##### Data to use
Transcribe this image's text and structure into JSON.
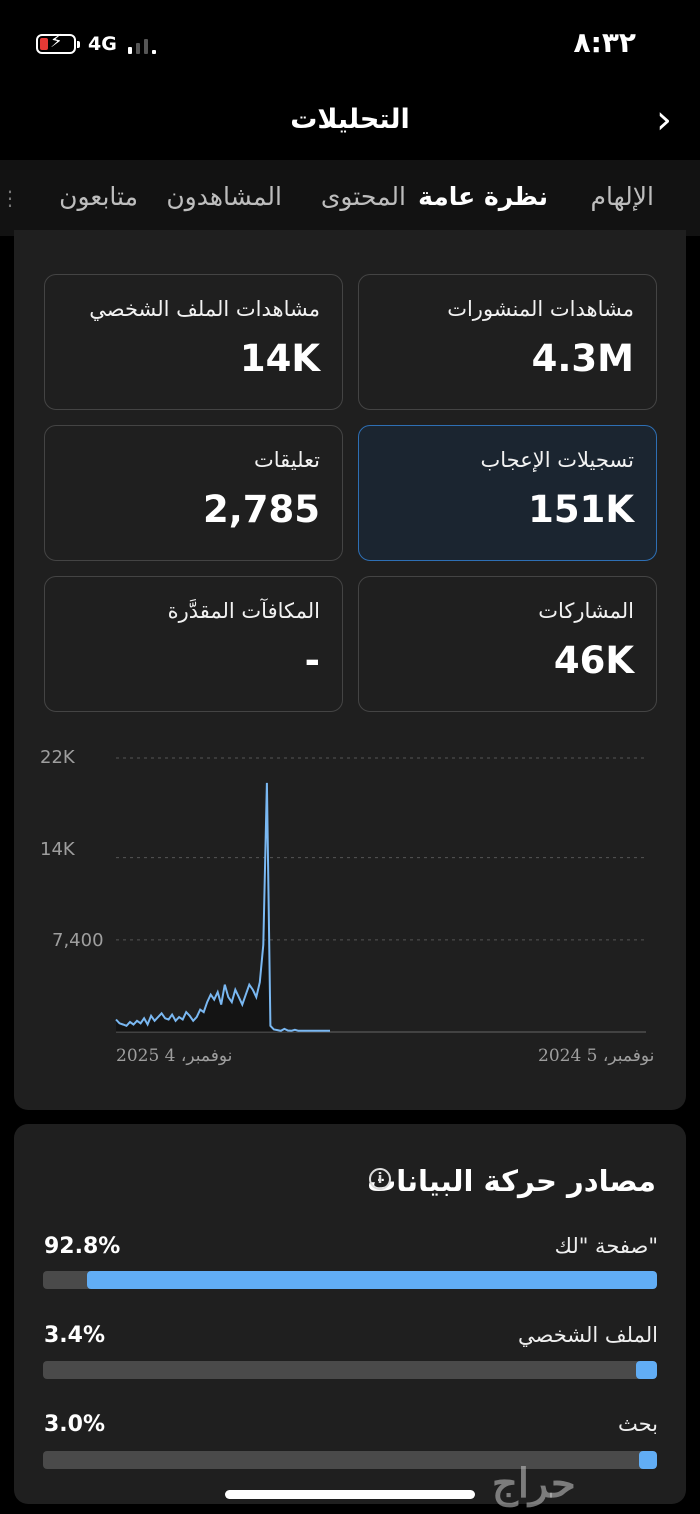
{
  "status_bar": {
    "network": "4G",
    "time": "٨:٣٢"
  },
  "header": {
    "title": "التحليلات",
    "back_icon": "chevron-right-icon"
  },
  "tabs": [
    {
      "label": "الإلهام",
      "active": false
    },
    {
      "label": "نظرة عامة",
      "active": true
    },
    {
      "label": "المحتوى",
      "active": false
    },
    {
      "label": "المشاهدون",
      "active": false
    },
    {
      "label": "متابعون",
      "active": false
    }
  ],
  "metrics": [
    {
      "label": "مشاهدات المنشورات",
      "value": "4.3M",
      "active": false
    },
    {
      "label": "مشاهدات الملف الشخصي",
      "value": "14K",
      "active": false
    },
    {
      "label": "تسجيلات الإعجاب",
      "value": "151K",
      "active": true
    },
    {
      "label": "تعليقات",
      "value": "2,785",
      "active": false
    },
    {
      "label": "المشاركات",
      "value": "46K",
      "active": false
    },
    {
      "label": "المكافآت المقدَّرة",
      "value": "-",
      "active": false
    }
  ],
  "chart_data": {
    "type": "line",
    "yticks": [
      "22K",
      "14K",
      "7,400"
    ],
    "ylim": [
      0,
      22000
    ],
    "xticks": [
      "نوفمبر، 5 2024",
      "نوفمبر، 4 2025"
    ],
    "color": "#7ab8f2",
    "grid": true,
    "values": [
      1000,
      700,
      600,
      500,
      800,
      600,
      900,
      700,
      1100,
      600,
      1300,
      900,
      1200,
      1500,
      1100,
      1000,
      1400,
      900,
      1200,
      1000,
      1600,
      1300,
      900,
      1200,
      1800,
      1600,
      2400,
      3000,
      2600,
      3200,
      2200,
      3800,
      2800,
      2400,
      3400,
      2800,
      2200,
      3000,
      3800,
      3400,
      2800,
      4000,
      7000,
      20000,
      500,
      200,
      150,
      100,
      250,
      120,
      100,
      180,
      100,
      100,
      100,
      100,
      100,
      100,
      100,
      100,
      100,
      100
    ]
  },
  "traffic": {
    "title": "مصادر حركة البيانات",
    "info_icon": "info-icon",
    "sources": [
      {
        "label": "صفحة \"لك\"",
        "percent": "92.8%",
        "fraction": 0.928
      },
      {
        "label": "الملف الشخصي",
        "percent": "3.4%",
        "fraction": 0.034
      },
      {
        "label": "بحث",
        "percent": "3.0%",
        "fraction": 0.03
      }
    ]
  },
  "watermark": "حراج"
}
##########
* What needs to be done
Filter lines by "title" and return each hit.

* Finished answer
    "title": "التحليلات",
    "title": "مصادر حركة البيانات",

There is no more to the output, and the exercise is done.